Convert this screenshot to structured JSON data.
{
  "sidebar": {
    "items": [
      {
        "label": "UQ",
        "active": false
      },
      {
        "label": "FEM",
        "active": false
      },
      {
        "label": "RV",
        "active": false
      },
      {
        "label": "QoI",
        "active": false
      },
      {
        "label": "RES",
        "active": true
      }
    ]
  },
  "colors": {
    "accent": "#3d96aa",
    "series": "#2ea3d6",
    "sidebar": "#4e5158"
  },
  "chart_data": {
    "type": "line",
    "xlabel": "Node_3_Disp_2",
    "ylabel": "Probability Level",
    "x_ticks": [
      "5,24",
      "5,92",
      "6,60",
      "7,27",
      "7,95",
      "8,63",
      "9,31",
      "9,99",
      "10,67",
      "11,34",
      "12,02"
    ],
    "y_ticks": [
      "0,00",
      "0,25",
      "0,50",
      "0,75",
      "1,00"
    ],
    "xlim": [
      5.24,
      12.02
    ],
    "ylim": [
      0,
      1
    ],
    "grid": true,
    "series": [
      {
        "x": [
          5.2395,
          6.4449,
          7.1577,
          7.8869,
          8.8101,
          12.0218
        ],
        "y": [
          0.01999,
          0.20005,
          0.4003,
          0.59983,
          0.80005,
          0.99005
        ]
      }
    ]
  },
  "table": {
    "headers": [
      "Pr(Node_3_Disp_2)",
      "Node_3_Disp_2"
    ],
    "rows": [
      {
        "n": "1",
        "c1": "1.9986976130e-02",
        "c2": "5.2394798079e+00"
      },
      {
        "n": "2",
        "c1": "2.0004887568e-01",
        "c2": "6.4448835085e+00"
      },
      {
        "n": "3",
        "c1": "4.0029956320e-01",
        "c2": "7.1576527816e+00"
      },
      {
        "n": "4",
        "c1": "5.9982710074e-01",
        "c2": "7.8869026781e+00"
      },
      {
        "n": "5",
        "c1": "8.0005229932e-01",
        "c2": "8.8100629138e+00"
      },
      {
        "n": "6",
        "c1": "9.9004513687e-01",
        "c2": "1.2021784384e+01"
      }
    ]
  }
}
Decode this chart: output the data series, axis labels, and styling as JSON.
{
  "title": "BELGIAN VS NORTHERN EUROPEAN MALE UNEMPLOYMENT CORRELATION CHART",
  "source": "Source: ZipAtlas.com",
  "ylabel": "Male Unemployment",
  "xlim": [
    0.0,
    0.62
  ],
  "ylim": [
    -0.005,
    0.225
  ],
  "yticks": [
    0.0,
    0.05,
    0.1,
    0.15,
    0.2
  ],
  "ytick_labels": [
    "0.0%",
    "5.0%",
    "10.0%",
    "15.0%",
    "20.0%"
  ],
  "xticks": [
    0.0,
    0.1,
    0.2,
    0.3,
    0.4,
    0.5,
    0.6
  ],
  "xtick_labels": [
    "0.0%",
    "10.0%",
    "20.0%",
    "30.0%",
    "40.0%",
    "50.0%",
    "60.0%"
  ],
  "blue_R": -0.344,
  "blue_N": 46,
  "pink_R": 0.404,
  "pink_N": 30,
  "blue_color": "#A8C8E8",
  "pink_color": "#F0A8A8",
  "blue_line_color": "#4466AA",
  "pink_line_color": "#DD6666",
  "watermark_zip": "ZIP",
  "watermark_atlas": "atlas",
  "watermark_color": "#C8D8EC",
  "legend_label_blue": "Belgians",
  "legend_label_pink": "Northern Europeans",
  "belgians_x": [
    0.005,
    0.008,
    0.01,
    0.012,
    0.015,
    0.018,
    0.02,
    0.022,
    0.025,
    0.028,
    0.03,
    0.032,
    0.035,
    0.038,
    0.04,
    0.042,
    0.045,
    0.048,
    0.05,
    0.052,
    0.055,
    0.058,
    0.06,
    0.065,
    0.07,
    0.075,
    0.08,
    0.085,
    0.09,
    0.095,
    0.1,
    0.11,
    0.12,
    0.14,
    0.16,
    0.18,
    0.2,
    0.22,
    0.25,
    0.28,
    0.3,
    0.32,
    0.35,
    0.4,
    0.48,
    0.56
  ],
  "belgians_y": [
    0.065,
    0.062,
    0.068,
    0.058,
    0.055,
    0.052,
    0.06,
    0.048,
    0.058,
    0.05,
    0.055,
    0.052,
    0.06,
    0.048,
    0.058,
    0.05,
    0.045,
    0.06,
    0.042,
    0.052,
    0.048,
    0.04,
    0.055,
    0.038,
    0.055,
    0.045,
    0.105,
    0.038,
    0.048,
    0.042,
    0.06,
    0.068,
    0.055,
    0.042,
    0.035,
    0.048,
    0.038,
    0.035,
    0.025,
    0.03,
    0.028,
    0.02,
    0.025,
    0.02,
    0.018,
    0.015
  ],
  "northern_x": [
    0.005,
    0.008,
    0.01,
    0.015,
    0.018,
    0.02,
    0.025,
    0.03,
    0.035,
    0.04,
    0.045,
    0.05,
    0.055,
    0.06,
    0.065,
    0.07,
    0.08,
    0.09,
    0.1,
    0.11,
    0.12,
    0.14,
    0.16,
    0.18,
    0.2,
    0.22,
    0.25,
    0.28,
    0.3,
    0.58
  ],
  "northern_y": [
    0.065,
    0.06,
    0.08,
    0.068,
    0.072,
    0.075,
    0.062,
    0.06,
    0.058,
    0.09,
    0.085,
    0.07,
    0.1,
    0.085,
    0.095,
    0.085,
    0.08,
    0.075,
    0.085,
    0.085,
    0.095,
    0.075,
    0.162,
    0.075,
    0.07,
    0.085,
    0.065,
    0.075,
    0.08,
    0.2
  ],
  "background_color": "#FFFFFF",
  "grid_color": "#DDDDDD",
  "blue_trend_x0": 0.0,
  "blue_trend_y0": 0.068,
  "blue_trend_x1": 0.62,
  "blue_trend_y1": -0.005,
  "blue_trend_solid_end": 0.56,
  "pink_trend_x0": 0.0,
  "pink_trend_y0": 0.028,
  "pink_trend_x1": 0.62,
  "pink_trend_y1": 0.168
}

============================================================

**Short task:**
Your task is to quote all of the data word for word.

**Exercise result:**
Convert this screenshot to structured JSON data.
{
  "sidebar": {
    "items": [
      {
        "label": "UQ",
        "active": false
      },
      {
        "label": "FEM",
        "active": false
      },
      {
        "label": "RV",
        "active": false
      },
      {
        "label": "QoI",
        "active": false
      },
      {
        "label": "RES",
        "active": true
      }
    ]
  },
  "colors": {
    "accent": "#3d96aa",
    "series": "#2ea3d6",
    "sidebar": "#4e5158"
  },
  "chart_data": {
    "type": "line",
    "xlabel": "Node_3_Disp_2",
    "ylabel": "Probability Level",
    "x_ticks": [
      "5,24",
      "5,92",
      "6,60",
      "7,27",
      "7,95",
      "8,63",
      "9,31",
      "9,99",
      "10,67",
      "11,34",
      "12,02"
    ],
    "y_ticks": [
      "0,00",
      "0,25",
      "0,50",
      "0,75",
      "1,00"
    ],
    "xlim": [
      5.24,
      12.02
    ],
    "ylim": [
      0,
      1
    ],
    "grid": true,
    "series": [
      {
        "x": [
          5.2395,
          6.4449,
          7.1577,
          7.8869,
          8.8101,
          12.0218
        ],
        "y": [
          0.01999,
          0.20005,
          0.4003,
          0.59983,
          0.80005,
          0.99005
        ]
      }
    ]
  },
  "table": {
    "headers": [
      "Pr(Node_3_Disp_2)",
      "Node_3_Disp_2"
    ],
    "rows": [
      {
        "n": "1",
        "c1": "1.9986976130e-02",
        "c2": "5.2394798079e+00"
      },
      {
        "n": "2",
        "c1": "2.0004887568e-01",
        "c2": "6.4448835085e+00"
      },
      {
        "n": "3",
        "c1": "4.0029956320e-01",
        "c2": "7.1576527816e+00"
      },
      {
        "n": "4",
        "c1": "5.9982710074e-01",
        "c2": "7.8869026781e+00"
      },
      {
        "n": "5",
        "c1": "8.0005229932e-01",
        "c2": "8.8100629138e+00"
      },
      {
        "n": "6",
        "c1": "9.9004513687e-01",
        "c2": "1.2021784384e+01"
      }
    ]
  }
}
Decode this chart: output the data series, axis labels, and styling as JSON.
{
  "title": "BELGIAN VS NORTHERN EUROPEAN MALE UNEMPLOYMENT CORRELATION CHART",
  "source": "Source: ZipAtlas.com",
  "ylabel": "Male Unemployment",
  "xlim": [
    0.0,
    0.62
  ],
  "ylim": [
    -0.005,
    0.225
  ],
  "yticks": [
    0.0,
    0.05,
    0.1,
    0.15,
    0.2
  ],
  "ytick_labels": [
    "0.0%",
    "5.0%",
    "10.0%",
    "15.0%",
    "20.0%"
  ],
  "xticks": [
    0.0,
    0.1,
    0.2,
    0.3,
    0.4,
    0.5,
    0.6
  ],
  "xtick_labels": [
    "0.0%",
    "10.0%",
    "20.0%",
    "30.0%",
    "40.0%",
    "50.0%",
    "60.0%"
  ],
  "blue_R": -0.344,
  "blue_N": 46,
  "pink_R": 0.404,
  "pink_N": 30,
  "blue_color": "#A8C8E8",
  "pink_color": "#F0A8A8",
  "blue_line_color": "#4466AA",
  "pink_line_color": "#DD6666",
  "watermark_zip": "ZIP",
  "watermark_atlas": "atlas",
  "watermark_color": "#C8D8EC",
  "legend_label_blue": "Belgians",
  "legend_label_pink": "Northern Europeans",
  "belgians_x": [
    0.005,
    0.008,
    0.01,
    0.012,
    0.015,
    0.018,
    0.02,
    0.022,
    0.025,
    0.028,
    0.03,
    0.032,
    0.035,
    0.038,
    0.04,
    0.042,
    0.045,
    0.048,
    0.05,
    0.052,
    0.055,
    0.058,
    0.06,
    0.065,
    0.07,
    0.075,
    0.08,
    0.085,
    0.09,
    0.095,
    0.1,
    0.11,
    0.12,
    0.14,
    0.16,
    0.18,
    0.2,
    0.22,
    0.25,
    0.28,
    0.3,
    0.32,
    0.35,
    0.4,
    0.48,
    0.56
  ],
  "belgians_y": [
    0.065,
    0.062,
    0.068,
    0.058,
    0.055,
    0.052,
    0.06,
    0.048,
    0.058,
    0.05,
    0.055,
    0.052,
    0.06,
    0.048,
    0.058,
    0.05,
    0.045,
    0.06,
    0.042,
    0.052,
    0.048,
    0.04,
    0.055,
    0.038,
    0.055,
    0.045,
    0.105,
    0.038,
    0.048,
    0.042,
    0.06,
    0.068,
    0.055,
    0.042,
    0.035,
    0.048,
    0.038,
    0.035,
    0.025,
    0.03,
    0.028,
    0.02,
    0.025,
    0.02,
    0.018,
    0.015
  ],
  "northern_x": [
    0.005,
    0.008,
    0.01,
    0.015,
    0.018,
    0.02,
    0.025,
    0.03,
    0.035,
    0.04,
    0.045,
    0.05,
    0.055,
    0.06,
    0.065,
    0.07,
    0.08,
    0.09,
    0.1,
    0.11,
    0.12,
    0.14,
    0.16,
    0.18,
    0.2,
    0.22,
    0.25,
    0.28,
    0.3,
    0.58
  ],
  "northern_y": [
    0.065,
    0.06,
    0.08,
    0.068,
    0.072,
    0.075,
    0.062,
    0.06,
    0.058,
    0.09,
    0.085,
    0.07,
    0.1,
    0.085,
    0.095,
    0.085,
    0.08,
    0.075,
    0.085,
    0.085,
    0.095,
    0.075,
    0.162,
    0.075,
    0.07,
    0.085,
    0.065,
    0.075,
    0.08,
    0.2
  ],
  "background_color": "#FFFFFF",
  "grid_color": "#DDDDDD",
  "blue_trend_x0": 0.0,
  "blue_trend_y0": 0.068,
  "blue_trend_x1": 0.62,
  "blue_trend_y1": -0.005,
  "blue_trend_solid_end": 0.56,
  "pink_trend_x0": 0.0,
  "pink_trend_y0": 0.028,
  "pink_trend_x1": 0.62,
  "pink_trend_y1": 0.168
}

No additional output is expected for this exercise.